◆ **Compito richiesto**
Ricopia senza modifiche il testo su Ghali e Geolier, cominciando dalle parole che contengono "O come sostiene" e fermandoti dopo "loro e nient’altro.".

◆ **Blocco di testo**
■ ■ ■ ■

O come sostiene Ghali: “Siamo divisi tra popolo e potere, tra persone e potere, c’è un distaccamento che non c’è mai stato. C’entra anche il mio nuovo approccio con il rap: io sto rappando perché mi sento parte di qualcosa, tornare a rappare è tornare in mezzo alle persone. Tra potenti (economici, di informazione) e persone non c’è una via di mezzo, si sta o da una parte o dall’altra, in mezzo è solo un campo di battaglia. Come era successo alla mia generazione, a questi ragazzi più giovani non frega nulla di quello che c’era prima, sono solo sicuri che il pubblico fuori sta aspettando loro e nient’altro.

Geolier racconta la sua Napoli:
“Voglio raccontare il mio quartiere per com'è, non voglio essere semplicemente un megafono che racconta una situazione, io sono quella situazione. Voglio far parlare la mia gente, la mia terra, rappresentarla, e lo faccio in napoletano perché la mia gente si lamenta in napoletano, ama in napoletano, si incazza in napoletano. Devo raccontare la mia vita come la raccontano loro”.

■ ■ ■ ■

[Record estratti da una raccolta]
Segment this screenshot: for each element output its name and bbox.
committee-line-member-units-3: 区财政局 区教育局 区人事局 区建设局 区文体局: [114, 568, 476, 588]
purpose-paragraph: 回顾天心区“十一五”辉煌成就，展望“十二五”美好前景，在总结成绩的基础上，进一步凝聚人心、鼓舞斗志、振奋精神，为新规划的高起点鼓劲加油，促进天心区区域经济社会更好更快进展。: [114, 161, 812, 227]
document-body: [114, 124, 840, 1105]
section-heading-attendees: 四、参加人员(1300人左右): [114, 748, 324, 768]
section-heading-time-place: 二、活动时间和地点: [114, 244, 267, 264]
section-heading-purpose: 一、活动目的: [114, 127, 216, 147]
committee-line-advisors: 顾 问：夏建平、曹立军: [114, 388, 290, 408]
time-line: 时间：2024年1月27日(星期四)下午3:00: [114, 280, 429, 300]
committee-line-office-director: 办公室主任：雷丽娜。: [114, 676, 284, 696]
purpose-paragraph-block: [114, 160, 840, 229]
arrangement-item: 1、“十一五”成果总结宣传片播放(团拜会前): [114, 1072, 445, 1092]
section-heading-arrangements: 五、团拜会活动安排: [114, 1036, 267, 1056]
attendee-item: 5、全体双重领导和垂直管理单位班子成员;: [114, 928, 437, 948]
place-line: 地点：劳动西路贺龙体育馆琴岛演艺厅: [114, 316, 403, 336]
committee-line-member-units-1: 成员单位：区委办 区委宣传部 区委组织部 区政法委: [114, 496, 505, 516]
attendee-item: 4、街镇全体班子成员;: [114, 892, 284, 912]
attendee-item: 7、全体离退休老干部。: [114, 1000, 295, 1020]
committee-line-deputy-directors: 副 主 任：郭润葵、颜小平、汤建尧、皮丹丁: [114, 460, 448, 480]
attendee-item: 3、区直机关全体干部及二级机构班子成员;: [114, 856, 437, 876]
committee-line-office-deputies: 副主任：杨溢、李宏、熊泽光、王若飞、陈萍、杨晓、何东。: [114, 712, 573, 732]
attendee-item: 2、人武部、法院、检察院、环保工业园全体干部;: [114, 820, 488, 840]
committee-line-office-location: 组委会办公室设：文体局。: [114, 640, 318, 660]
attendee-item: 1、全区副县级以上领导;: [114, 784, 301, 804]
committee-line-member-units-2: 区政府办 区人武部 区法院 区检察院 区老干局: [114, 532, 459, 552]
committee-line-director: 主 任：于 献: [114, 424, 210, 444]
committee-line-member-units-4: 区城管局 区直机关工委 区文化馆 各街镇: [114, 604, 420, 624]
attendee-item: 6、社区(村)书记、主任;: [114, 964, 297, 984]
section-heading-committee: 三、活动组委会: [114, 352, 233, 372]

■ ■ ■ ■

◆ **La risposta**
O come sostiene Ghali: “Siamo divisi tra popolo e potere, tra persone e potere, c’è un distaccamento che non c’è mai stato. C’entra anche il mio nuovo approccio con il rap: io sto rappando perché mi sento parte di qualcosa, tornare a rappare è tornare in mezzo alle persone. Tra potenti (economici, di informazione) e persone non c’è una via di mezzo, si sta o da una parte o dall’altra, in mezzo è solo un campo di battaglia. Come era successo alla mia generazione, a questi ragazzi più giovani non frega nulla di quello che c’era prima, sono solo sicuri che il pubblico fuori sta aspettando loro e nient’altro.